What is required
Omit every picture while repeating the entries exactly.

Supplied records
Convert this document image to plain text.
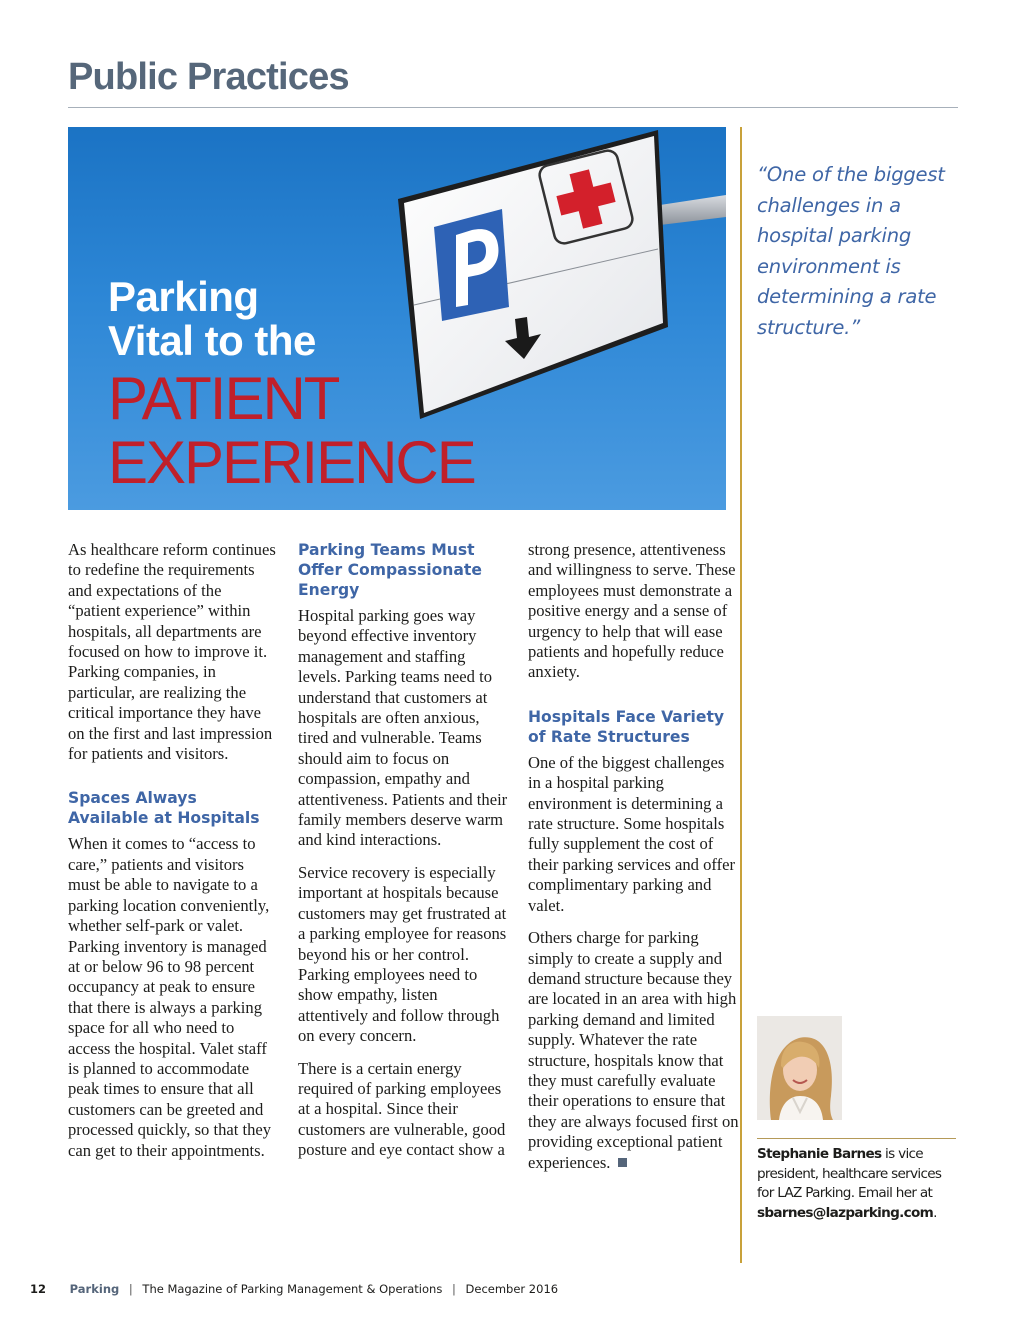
Public Practices
Parking
Vital to the
PATIENT
EXPERIENCE

“One of the biggest challenges in a hospital parking environment is determining a rate structure.”

As healthcare reform continues to redefine the requirements and expectations of the “patient experience” within hospitals, all departments are focused on how to improve it. Parking companies, in particular, are realizing the critical importance they have on the first and last impression for patients and visitors.

Spaces Always Available at Hospitals

When it comes to “access to care,” patients and visitors must be able to navigate to a parking location conveniently, whether self-park or valet. Parking inventory is managed at or below 96 to 98 percent occupancy at peak to ensure that there is always a parking space for all who need to access the hospital. Valet staff is planned to accommodate peak times to ensure that all customers can be greeted and processed quickly, so that they can get to their appointments.

Parking Teams Must Offer Compassionate Energy

Hospital parking goes way beyond effective inventory management and staffing levels. Parking teams need to understand that customers at hospitals are often anxious, tired and vulnerable. Teams should aim to focus on compassion, empathy and attentiveness. Patients and their family members deserve warm and kind interactions.

Service recovery is especially important at hospitals because customers may get frustrated at a parking employee for reasons beyond his or her control. Parking employees need to show empathy, listen attentively and follow through on every concern.

There is a certain energy required of parking employees at a hospital. Since their customers are vulnerable, good posture and eye contact show a

strong presence, attentiveness and willingness to serve. These employees must demonstrate a positive energy and a sense of urgency to help that will ease patients and hopefully reduce anxiety.

Hospitals Face Variety of Rate Structures

One of the biggest challenges in a hospital parking environment is determining a rate structure. Some hospitals fully supplement the cost of their parking services and offer complimentary parking and valet.

Others charge for parking simply to create a supply and demand structure because they are located in an area with high parking demand and limited supply. Whatever the rate structure, hospitals know that they must carefully evaluate their operations to ensure that they are always focused first on providing exceptional patient experiences.	Stephanie Barnes is vice president, healthcare services for LAZ Parking. Email her at sbarnes@lazparking.com.

12 Parking | The Magazine of Parking Management & Operations | December 2016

Answer box
Convert this document image to plain text.
Public Practices
Parking
Vital to the
PATIENT
EXPERIENCE

“One of the biggest challenges in a hospital parking environment is determining a rate structure.”

As healthcare reform continues to redefine the requirements and expectations of the “patient experience” within hospitals, all departments are focused on how to improve it. Parking companies, in particular, are realizing the critical importance they have on the first and last impression for patients and visitors.

Spaces Always Available at Hospitals

When it comes to “access to care,” patients and visitors must be able to navigate to a parking location conveniently, whether self-park or valet. Parking inventory is managed at or below 96 to 98 percent occupancy at peak to ensure that there is always a parking space for all who need to access the hospital. Valet staff is planned to accommodate peak times to ensure that all customers can be greeted and processed quickly, so that they can get to their appointments.

Parking Teams Must Offer Compassionate Energy

Hospital parking goes way beyond effective inventory management and staffing levels. Parking teams need to understand that customers at hospitals are often anxious, tired and vulnerable. Teams should aim to focus on compassion, empathy and attentiveness. Patients and their family members deserve warm and kind interactions.

Service recovery is especially important at hospitals because customers may get frustrated at a parking employee for reasons beyond his or her control. Parking employees need to show empathy, listen attentively and follow through on every concern.

There is a certain energy required of parking employees at a hospital. Since their customers are vulnerable, good posture and eye contact show a

strong presence, attentiveness and willingness to serve. These employees must demonstrate a positive energy and a sense of urgency to help that will ease patients and hopefully reduce anxiety.

Hospitals Face Variety of Rate Structures

One of the biggest challenges in a hospital parking environment is determining a rate structure. Some hospitals fully supplement the cost of their parking services and offer complimentary parking and valet.

Others charge for parking simply to create a supply and demand structure because they are located in an area with high parking demand and limited supply. Whatever the rate structure, hospitals know that they must carefully evaluate their operations to ensure that they are always focused first on providing exceptional patient experiences.	Stephanie Barnes is vice president, healthcare services for LAZ Parking. Email her at sbarnes@lazparking.com.

12 Parking | The Magazine of Parking Management & Operations | December 2016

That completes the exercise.